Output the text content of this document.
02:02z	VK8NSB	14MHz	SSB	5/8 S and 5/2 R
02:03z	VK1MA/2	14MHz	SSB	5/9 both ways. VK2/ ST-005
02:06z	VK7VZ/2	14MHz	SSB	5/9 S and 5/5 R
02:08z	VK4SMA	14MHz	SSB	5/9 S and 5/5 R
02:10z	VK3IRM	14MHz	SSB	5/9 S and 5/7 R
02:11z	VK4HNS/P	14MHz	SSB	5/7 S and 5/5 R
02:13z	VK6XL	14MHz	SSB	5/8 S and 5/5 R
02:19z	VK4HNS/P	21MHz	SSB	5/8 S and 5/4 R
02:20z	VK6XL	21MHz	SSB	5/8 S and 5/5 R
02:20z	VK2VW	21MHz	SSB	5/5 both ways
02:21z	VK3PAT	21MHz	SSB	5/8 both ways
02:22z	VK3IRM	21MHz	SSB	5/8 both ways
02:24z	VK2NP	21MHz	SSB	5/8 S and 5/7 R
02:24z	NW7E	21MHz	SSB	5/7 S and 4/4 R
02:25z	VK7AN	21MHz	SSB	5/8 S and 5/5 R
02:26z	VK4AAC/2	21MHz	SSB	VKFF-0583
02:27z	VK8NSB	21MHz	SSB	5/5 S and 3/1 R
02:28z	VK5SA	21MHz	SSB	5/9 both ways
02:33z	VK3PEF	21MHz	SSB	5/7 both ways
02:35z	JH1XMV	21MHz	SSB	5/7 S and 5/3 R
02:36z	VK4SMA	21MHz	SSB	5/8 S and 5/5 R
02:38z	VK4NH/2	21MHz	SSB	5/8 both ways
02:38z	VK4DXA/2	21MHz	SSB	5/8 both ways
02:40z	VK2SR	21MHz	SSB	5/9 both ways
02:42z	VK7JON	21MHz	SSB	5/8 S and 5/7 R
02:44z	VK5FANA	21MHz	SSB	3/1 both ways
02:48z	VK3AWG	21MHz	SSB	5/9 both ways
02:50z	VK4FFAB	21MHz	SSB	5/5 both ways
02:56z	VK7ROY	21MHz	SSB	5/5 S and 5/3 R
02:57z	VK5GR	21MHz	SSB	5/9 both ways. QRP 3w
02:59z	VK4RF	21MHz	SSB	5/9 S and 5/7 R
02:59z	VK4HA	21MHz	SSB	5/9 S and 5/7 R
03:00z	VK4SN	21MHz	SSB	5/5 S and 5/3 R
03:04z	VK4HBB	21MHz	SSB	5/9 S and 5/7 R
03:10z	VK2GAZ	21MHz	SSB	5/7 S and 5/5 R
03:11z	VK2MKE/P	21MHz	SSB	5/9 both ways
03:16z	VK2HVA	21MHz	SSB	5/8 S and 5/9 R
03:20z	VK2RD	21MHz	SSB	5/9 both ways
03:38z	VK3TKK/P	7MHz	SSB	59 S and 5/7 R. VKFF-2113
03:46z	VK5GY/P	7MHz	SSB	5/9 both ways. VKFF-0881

☆ ☆ ☆

### Work to do
Print the material once more, exactly.

### Exercise response
Output the text content of this document.
02:02z	VK8NSB	14MHz	SSB	5/8 S and 5/2 R
02:03z	VK1MA/2	14MHz	SSB	5/9 both ways. VK2/ ST-005
02:06z	VK7VZ/2	14MHz	SSB	5/9 S and 5/5 R
02:08z	VK4SMA	14MHz	SSB	5/9 S and 5/5 R
02:10z	VK3IRM	14MHz	SSB	5/9 S and 5/7 R
02:11z	VK4HNS/P	14MHz	SSB	5/7 S and 5/5 R
02:13z	VK6XL	14MHz	SSB	5/8 S and 5/5 R
02:19z	VK4HNS/P	21MHz	SSB	5/8 S and 5/4 R
02:20z	VK6XL	21MHz	SSB	5/8 S and 5/5 R
02:20z	VK2VW	21MHz	SSB	5/5 both ways
02:21z	VK3PAT	21MHz	SSB	5/8 both ways
02:22z	VK3IRM	21MHz	SSB	5/8 both ways
02:24z	VK2NP	21MHz	SSB	5/8 S and 5/7 R
02:24z	NW7E	21MHz	SSB	5/7 S and 4/4 R
02:25z	VK7AN	21MHz	SSB	5/8 S and 5/5 R
02:26z	VK4AAC/2	21MHz	SSB	VKFF-0583
02:27z	VK8NSB	21MHz	SSB	5/5 S and 3/1 R
02:28z	VK5SA	21MHz	SSB	5/9 both ways
02:33z	VK3PEF	21MHz	SSB	5/7 both ways
02:35z	JH1XMV	21MHz	SSB	5/7 S and 5/3 R
02:36z	VK4SMA	21MHz	SSB	5/8 S and 5/5 R
02:38z	VK4NH/2	21MHz	SSB	5/8 both ways
02:38z	VK4DXA/2	21MHz	SSB	5/8 both ways
02:40z	VK2SR	21MHz	SSB	5/9 both ways
02:42z	VK7JON	21MHz	SSB	5/8 S and 5/7 R
02:44z	VK5FANA	21MHz	SSB	3/1 both ways
02:48z	VK3AWG	21MHz	SSB	5/9 both ways
02:50z	VK4FFAB	21MHz	SSB	5/5 both ways
02:56z	VK7ROY	21MHz	SSB	5/5 S and 5/3 R
02:57z	VK5GR	21MHz	SSB	5/9 both ways. QRP 3w
02:59z	VK4RF	21MHz	SSB	5/9 S and 5/7 R
02:59z	VK4HA	21MHz	SSB	5/9 S and 5/7 R
03:00z	VK4SN	21MHz	SSB	5/5 S and 5/3 R
03:04z	VK4HBB	21MHz	SSB	5/9 S and 5/7 R
03:10z	VK2GAZ	21MHz	SSB	5/7 S and 5/5 R
03:11z	VK2MKE/P	21MHz	SSB	5/9 both ways
03:16z	VK2HVA	21MHz	SSB	5/8 S and 5/9 R
03:20z	VK2RD	21MHz	SSB	5/9 both ways
03:38z	VK3TKK/P	7MHz	SSB	59 S and 5/7 R. VKFF-2113
03:46z	VK5GY/P	7MHz	SSB	5/9 both ways. VKFF-0881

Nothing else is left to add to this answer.